(Data records)
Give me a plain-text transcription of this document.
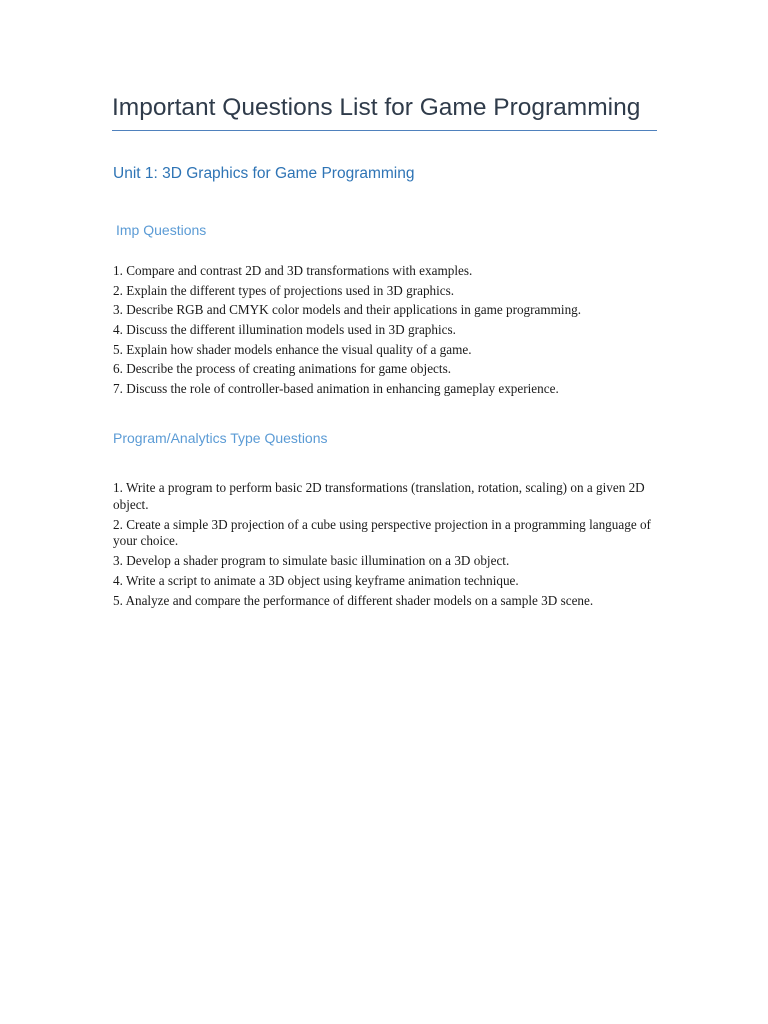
Important Questions List for Game Programming
Unit 1: 3D Graphics for Game Programming
Imp Questions
1. Compare and contrast 2D and 3D transformations with examples.
2. Explain the different types of projections used in 3D graphics.
3. Describe RGB and CMYK color models and their applications in game programming.
4. Discuss the different illumination models used in 3D graphics.
5. Explain how shader models enhance the visual quality of a game.
6. Describe the process of creating animations for game objects.
7. Discuss the role of controller-based animation in enhancing gameplay experience.
Program/Analytics Type Questions
1. Write a program to perform basic 2D transformations (translation, rotation, scaling) on a given 2D object.
2. Create a simple 3D projection of a cube using perspective projection in a programming language of your choice.
3. Develop a shader program to simulate basic illumination on a 3D object.
4. Write a script to animate a 3D object using keyframe animation technique.
5. Analyze and compare the performance of different shader models on a sample 3D scene.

**Work to be completed:** Reproduce each entry precisely, dropping only the pictures.

**Task result:**
Give me a plain-text transcription of this document.
Important Questions List for Game Programming
Unit 1: 3D Graphics for Game Programming
Imp Questions
1. Compare and contrast 2D and 3D transformations with examples.
2. Explain the different types of projections used in 3D graphics.
3. Describe RGB and CMYK color models and their applications in game programming.
4. Discuss the different illumination models used in 3D graphics.
5. Explain how shader models enhance the visual quality of a game.
6. Describe the process of creating animations for game objects.
7. Discuss the role of controller-based animation in enhancing gameplay experience.
Program/Analytics Type Questions
1. Write a program to perform basic 2D transformations (translation, rotation, scaling) on a given 2D object.
2. Create a simple 3D projection of a cube using perspective projection in a programming language of your choice.
3. Develop a shader program to simulate basic illumination on a 3D object.
4. Write a script to animate a 3D object using keyframe animation technique.
5. Analyze and compare the performance of different shader models on a sample 3D scene.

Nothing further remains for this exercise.